WRITTEN INSTRUCTION >> Copy, from the entries below, each line in which the string "software" appears.

INPUT >>

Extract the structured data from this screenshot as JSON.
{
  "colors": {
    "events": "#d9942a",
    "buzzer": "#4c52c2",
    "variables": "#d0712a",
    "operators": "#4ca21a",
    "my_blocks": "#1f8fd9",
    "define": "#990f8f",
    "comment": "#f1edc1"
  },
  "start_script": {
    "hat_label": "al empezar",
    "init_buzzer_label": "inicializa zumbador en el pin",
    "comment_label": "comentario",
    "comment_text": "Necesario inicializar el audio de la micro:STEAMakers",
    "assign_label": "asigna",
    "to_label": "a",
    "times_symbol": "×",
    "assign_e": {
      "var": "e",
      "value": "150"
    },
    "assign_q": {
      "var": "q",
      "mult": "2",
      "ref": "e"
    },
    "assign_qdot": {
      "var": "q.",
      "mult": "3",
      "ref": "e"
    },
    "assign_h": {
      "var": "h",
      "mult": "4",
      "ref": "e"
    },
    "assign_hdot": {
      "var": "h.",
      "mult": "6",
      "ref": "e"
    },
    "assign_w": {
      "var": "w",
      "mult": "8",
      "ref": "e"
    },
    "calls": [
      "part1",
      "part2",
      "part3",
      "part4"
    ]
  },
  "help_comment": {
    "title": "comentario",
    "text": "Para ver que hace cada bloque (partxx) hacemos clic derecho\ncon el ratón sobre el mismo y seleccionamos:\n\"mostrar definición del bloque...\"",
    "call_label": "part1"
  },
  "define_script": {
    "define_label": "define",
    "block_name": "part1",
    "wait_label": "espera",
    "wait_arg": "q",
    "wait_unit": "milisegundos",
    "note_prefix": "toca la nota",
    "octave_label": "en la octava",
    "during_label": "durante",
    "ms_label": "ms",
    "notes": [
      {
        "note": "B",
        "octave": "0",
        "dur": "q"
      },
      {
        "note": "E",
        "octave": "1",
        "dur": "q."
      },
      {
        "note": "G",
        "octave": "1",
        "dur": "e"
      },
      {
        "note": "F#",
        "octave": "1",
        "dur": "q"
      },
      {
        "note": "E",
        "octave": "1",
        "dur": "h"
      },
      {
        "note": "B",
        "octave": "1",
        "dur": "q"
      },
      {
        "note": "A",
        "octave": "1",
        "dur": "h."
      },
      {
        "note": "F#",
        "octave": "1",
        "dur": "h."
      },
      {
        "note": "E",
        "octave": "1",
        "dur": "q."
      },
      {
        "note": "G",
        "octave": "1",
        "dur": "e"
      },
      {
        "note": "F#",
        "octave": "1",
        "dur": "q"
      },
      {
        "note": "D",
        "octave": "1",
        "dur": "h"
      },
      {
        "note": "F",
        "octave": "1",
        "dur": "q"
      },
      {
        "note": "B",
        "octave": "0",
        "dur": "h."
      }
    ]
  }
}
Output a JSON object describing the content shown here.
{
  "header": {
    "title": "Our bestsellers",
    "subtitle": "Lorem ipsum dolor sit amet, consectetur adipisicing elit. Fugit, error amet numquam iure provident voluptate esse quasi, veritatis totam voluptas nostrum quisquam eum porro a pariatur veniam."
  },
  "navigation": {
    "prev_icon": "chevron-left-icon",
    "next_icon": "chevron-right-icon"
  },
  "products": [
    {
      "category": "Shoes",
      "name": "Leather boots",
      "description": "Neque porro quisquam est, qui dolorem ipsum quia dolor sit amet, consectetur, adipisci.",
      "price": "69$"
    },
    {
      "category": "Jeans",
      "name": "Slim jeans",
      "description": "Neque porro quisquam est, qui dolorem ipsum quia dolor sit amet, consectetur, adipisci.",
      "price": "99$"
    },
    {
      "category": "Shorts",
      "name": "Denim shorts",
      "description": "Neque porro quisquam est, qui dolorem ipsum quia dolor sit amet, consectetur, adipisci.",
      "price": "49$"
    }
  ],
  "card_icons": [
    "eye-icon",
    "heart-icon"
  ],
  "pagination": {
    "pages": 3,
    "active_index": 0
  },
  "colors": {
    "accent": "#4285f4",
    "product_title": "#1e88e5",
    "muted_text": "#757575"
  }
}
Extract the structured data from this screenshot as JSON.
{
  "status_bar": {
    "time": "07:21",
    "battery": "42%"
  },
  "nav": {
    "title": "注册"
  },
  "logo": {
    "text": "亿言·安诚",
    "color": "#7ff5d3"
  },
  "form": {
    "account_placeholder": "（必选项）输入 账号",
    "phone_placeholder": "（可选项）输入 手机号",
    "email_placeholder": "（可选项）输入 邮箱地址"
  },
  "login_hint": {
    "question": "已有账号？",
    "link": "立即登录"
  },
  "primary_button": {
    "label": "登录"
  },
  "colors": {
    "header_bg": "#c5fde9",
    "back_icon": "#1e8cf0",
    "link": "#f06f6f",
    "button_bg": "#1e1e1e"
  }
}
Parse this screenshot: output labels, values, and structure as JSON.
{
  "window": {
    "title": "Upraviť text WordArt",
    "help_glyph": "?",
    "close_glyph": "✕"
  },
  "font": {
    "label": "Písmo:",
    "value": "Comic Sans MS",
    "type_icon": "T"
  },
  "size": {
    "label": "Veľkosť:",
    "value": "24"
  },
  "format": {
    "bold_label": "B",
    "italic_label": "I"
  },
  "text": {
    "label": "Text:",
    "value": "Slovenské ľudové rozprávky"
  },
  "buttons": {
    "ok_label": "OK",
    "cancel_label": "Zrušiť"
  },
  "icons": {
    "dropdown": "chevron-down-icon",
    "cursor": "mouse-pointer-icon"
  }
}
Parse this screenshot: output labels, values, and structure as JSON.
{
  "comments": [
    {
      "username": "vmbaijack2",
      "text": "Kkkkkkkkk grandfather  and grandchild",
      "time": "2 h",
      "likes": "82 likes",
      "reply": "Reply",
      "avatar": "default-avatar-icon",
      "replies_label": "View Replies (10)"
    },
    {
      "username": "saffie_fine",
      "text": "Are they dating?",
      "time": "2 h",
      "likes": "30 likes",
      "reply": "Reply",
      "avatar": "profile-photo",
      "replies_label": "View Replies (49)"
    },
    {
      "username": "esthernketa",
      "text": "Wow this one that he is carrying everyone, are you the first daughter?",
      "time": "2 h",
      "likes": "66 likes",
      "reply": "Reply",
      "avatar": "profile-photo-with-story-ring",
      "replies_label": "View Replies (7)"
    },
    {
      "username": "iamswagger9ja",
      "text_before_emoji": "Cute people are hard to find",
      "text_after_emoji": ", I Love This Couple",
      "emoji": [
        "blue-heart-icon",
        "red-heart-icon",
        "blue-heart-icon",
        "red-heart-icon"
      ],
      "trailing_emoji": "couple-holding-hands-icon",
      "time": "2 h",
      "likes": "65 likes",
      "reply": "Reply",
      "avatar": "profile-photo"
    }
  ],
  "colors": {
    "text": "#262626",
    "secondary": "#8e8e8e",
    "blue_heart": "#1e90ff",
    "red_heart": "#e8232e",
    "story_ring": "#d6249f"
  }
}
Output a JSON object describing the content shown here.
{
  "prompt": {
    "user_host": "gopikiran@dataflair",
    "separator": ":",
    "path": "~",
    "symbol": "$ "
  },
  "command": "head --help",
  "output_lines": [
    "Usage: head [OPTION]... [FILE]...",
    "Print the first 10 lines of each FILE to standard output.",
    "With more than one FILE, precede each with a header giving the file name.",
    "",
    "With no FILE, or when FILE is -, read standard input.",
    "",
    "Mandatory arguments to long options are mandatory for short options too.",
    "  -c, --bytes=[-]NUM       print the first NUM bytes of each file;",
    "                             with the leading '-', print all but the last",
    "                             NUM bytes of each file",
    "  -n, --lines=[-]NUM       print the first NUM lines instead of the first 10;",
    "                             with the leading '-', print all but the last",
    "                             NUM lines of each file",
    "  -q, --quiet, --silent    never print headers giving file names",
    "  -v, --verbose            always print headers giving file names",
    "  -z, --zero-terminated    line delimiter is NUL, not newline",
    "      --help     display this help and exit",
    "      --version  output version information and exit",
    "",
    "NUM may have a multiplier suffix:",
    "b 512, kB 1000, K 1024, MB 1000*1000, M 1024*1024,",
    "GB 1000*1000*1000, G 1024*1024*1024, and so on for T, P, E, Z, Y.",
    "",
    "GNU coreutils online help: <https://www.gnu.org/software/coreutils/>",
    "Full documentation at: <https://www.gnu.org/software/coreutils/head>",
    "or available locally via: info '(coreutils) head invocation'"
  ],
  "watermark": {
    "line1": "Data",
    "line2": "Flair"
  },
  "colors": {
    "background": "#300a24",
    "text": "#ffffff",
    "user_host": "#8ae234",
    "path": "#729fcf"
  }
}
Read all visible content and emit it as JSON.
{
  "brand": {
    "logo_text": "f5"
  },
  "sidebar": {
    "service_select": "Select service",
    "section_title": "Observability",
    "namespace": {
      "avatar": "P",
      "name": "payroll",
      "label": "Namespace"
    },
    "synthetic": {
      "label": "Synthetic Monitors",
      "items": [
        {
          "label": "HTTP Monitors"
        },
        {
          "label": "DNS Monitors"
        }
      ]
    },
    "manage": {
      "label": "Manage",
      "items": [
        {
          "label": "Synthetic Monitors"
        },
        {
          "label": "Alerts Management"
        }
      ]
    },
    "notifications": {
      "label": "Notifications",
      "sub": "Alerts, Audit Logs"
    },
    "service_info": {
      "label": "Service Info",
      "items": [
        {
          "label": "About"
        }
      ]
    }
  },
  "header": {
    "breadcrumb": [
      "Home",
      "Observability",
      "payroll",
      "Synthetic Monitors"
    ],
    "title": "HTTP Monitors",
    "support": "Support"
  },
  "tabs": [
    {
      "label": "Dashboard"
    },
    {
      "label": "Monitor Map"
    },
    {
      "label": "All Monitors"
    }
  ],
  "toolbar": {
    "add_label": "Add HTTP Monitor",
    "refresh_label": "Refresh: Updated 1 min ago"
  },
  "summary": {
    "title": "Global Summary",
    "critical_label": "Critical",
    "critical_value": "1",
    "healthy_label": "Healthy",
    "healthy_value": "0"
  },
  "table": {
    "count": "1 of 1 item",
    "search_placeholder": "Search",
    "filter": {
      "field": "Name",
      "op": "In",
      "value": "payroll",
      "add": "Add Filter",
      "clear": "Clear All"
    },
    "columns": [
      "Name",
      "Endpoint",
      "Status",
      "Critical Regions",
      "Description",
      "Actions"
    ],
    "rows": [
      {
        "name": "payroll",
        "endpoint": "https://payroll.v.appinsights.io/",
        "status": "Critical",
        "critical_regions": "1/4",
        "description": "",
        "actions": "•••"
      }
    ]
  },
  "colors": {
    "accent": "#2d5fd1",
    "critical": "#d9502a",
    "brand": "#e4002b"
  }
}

WRITTEN RESPONSE >>
    "GNU coreutils online help: <https://www.gnu.org/software/coreutils/>",
    "Full documentation at: <https://www.gnu.org/software/coreutils/head>",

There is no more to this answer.